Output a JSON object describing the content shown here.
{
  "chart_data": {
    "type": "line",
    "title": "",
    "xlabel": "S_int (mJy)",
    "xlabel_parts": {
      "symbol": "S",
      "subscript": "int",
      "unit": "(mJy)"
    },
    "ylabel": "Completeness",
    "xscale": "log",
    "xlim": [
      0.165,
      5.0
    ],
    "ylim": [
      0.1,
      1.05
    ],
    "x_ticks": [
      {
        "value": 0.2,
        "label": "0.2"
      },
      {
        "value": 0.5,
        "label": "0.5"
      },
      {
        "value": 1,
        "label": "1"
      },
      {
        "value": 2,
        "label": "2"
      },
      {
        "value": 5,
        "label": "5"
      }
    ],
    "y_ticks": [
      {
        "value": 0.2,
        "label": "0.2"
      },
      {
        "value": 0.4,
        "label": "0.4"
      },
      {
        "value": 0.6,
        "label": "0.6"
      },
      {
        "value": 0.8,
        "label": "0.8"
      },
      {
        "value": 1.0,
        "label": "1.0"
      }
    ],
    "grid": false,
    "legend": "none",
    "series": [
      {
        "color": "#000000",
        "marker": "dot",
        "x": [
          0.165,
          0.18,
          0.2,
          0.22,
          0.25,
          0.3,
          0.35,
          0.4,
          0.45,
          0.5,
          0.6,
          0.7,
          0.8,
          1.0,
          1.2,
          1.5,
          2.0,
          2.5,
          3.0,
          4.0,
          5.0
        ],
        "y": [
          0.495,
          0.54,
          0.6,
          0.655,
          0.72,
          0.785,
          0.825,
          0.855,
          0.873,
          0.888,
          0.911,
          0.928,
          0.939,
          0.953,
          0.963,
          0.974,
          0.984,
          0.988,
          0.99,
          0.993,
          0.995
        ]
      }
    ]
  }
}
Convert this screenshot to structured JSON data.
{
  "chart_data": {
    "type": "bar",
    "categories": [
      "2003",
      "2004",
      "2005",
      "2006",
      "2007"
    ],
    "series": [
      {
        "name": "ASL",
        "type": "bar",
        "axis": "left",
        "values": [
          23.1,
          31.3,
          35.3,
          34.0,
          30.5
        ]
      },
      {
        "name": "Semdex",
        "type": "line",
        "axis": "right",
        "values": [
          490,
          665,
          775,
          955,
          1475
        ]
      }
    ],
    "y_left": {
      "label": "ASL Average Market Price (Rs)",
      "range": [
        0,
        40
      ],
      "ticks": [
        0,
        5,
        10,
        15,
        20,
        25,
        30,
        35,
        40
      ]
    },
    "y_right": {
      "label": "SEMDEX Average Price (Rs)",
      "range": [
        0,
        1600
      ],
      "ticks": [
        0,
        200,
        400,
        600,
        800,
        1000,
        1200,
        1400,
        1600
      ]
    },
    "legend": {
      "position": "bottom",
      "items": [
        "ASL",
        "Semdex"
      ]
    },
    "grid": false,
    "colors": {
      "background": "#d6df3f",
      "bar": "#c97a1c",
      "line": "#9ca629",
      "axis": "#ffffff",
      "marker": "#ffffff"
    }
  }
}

......

Reproduce the data in its entirety, matching each character.

Output a JSON object describing the content shown here.
{
  "chart_data": {
    "type": "line",
    "title": "",
    "xlabel": "S_int (mJy)",
    "xlabel_parts": {
      "symbol": "S",
      "subscript": "int",
      "unit": "(mJy)"
    },
    "ylabel": "Completeness",
    "xscale": "log",
    "xlim": [
      0.165,
      5.0
    ],
    "ylim": [
      0.1,
      1.05
    ],
    "x_ticks": [
      {
        "value": 0.2,
        "label": "0.2"
      },
      {
        "value": 0.5,
        "label": "0.5"
      },
      {
        "value": 1,
        "label": "1"
      },
      {
        "value": 2,
        "label": "2"
      },
      {
        "value": 5,
        "label": "5"
      }
    ],
    "y_ticks": [
      {
        "value": 0.2,
        "label": "0.2"
      },
      {
        "value": 0.4,
        "label": "0.4"
      },
      {
        "value": 0.6,
        "label": "0.6"
      },
      {
        "value": 0.8,
        "label": "0.8"
      },
      {
        "value": 1.0,
        "label": "1.0"
      }
    ],
    "grid": false,
    "legend": "none",
    "series": [
      {
        "color": "#000000",
        "marker": "dot",
        "x": [
          0.165,
          0.18,
          0.2,
          0.22,
          0.25,
          0.3,
          0.35,
          0.4,
          0.45,
          0.5,
          0.6,
          0.7,
          0.8,
          1.0,
          1.2,
          1.5,
          2.0,
          2.5,
          3.0,
          4.0,
          5.0
        ],
        "y": [
          0.495,
          0.54,
          0.6,
          0.655,
          0.72,
          0.785,
          0.825,
          0.855,
          0.873,
          0.888,
          0.911,
          0.928,
          0.939,
          0.953,
          0.963,
          0.974,
          0.984,
          0.988,
          0.99,
          0.993,
          0.995
        ]
      }
    ]
  }
}
Convert this screenshot to structured JSON data.
{
  "chart_data": {
    "type": "bar",
    "categories": [
      "2003",
      "2004",
      "2005",
      "2006",
      "2007"
    ],
    "series": [
      {
        "name": "ASL",
        "type": "bar",
        "axis": "left",
        "values": [
          23.1,
          31.3,
          35.3,
          34.0,
          30.5
        ]
      },
      {
        "name": "Semdex",
        "type": "line",
        "axis": "right",
        "values": [
          490,
          665,
          775,
          955,
          1475
        ]
      }
    ],
    "y_left": {
      "label": "ASL Average Market Price (Rs)",
      "range": [
        0,
        40
      ],
      "ticks": [
        0,
        5,
        10,
        15,
        20,
        25,
        30,
        35,
        40
      ]
    },
    "y_right": {
      "label": "SEMDEX Average Price (Rs)",
      "range": [
        0,
        1600
      ],
      "ticks": [
        0,
        200,
        400,
        600,
        800,
        1000,
        1200,
        1400,
        1600
      ]
    },
    "legend": {
      "position": "bottom",
      "items": [
        "ASL",
        "Semdex"
      ]
    },
    "grid": false,
    "colors": {
      "background": "#d6df3f",
      "bar": "#c97a1c",
      "line": "#9ca629",
      "axis": "#ffffff",
      "marker": "#ffffff"
    }
  }
}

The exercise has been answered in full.